▶ **Dataset items**:
——————————

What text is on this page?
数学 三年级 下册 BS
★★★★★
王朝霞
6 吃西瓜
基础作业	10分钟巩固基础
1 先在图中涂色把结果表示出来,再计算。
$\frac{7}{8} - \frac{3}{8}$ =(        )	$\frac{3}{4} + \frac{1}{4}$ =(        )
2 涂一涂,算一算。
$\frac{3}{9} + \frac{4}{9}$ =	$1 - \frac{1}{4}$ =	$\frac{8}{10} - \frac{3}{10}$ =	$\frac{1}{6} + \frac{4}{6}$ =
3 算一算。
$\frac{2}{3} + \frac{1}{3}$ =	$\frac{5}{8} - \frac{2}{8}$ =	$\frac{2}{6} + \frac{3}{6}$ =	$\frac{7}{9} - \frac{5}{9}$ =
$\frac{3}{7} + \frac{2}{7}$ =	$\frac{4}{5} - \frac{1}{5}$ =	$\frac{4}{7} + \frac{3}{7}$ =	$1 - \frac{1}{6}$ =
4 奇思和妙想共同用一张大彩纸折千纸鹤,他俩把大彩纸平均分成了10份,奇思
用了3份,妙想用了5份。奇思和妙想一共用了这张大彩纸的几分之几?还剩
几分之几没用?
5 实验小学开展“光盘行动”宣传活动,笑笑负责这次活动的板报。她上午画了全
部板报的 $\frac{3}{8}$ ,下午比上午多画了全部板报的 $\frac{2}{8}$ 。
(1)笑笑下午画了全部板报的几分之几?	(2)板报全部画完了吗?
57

——————————

Word for word, restate all of the data shown above.

What text is on this page?
数学 三年级 下册 BS
★★★★★
王朝霞
6 吃西瓜
基础作业	10分钟巩固基础
1 先在图中涂色把结果表示出来,再计算。
$\frac{7}{8} - \frac{3}{8}$ =(        )	$\frac{3}{4} + \frac{1}{4}$ =(        )
2 涂一涂,算一算。
$\frac{3}{9} + \frac{4}{9}$ =	$1 - \frac{1}{4}$ =	$\frac{8}{10} - \frac{3}{10}$ =	$\frac{1}{6} + \frac{4}{6}$ =
3 算一算。
$\frac{2}{3} + \frac{1}{3}$ =	$\frac{5}{8} - \frac{2}{8}$ =	$\frac{2}{6} + \frac{3}{6}$ =	$\frac{7}{9} - \frac{5}{9}$ =
$\frac{3}{7} + \frac{2}{7}$ =	$\frac{4}{5} - \frac{1}{5}$ =	$\frac{4}{7} + \frac{3}{7}$ =	$1 - \frac{1}{6}$ =
4 奇思和妙想共同用一张大彩纸折千纸鹤,他俩把大彩纸平均分成了10份,奇思
用了3份,妙想用了5份。奇思和妙想一共用了这张大彩纸的几分之几?还剩
几分之几没用?
5 实验小学开展“光盘行动”宣传活动,笑笑负责这次活动的板报。她上午画了全
部板报的 $\frac{3}{8}$ ,下午比上午多画了全部板报的 $\frac{2}{8}$ 。
(1)笑笑下午画了全部板报的几分之几?	(2)板报全部画完了吗?
57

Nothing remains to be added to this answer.